### INSTRUCTIONS TO FOLLOW
Below are records; state how many of their lines hold the word "dahin", and give only the figure.

Items from a dataset
* * * *

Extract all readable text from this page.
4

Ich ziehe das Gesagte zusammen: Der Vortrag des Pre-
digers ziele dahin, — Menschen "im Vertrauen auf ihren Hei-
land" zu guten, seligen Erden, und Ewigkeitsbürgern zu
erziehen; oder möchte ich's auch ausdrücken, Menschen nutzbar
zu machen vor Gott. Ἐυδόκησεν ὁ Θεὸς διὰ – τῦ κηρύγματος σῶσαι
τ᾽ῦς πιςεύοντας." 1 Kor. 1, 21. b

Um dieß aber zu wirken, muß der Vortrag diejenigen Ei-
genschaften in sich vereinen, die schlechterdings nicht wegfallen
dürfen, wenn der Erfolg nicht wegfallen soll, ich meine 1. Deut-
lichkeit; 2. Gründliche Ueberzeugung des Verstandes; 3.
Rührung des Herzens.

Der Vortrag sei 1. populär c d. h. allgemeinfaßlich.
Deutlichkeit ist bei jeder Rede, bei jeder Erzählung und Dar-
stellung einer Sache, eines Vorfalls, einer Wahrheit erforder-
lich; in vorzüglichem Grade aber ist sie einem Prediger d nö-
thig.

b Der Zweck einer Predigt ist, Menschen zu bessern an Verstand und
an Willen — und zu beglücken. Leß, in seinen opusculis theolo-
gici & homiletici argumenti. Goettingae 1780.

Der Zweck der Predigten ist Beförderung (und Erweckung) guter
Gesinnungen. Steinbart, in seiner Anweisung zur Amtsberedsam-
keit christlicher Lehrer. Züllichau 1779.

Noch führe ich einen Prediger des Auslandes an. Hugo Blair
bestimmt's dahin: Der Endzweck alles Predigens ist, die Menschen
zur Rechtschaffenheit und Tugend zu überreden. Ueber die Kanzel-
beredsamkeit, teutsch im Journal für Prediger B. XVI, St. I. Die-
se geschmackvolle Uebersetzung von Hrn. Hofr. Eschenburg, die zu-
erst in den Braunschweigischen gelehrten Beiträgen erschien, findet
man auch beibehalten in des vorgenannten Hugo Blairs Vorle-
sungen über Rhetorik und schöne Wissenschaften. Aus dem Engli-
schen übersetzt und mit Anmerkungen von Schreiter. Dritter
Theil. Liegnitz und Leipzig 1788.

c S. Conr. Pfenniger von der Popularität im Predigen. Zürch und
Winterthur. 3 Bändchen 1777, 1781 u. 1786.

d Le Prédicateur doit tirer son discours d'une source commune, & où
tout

* * * *

### WRITTEN SOLUTION
2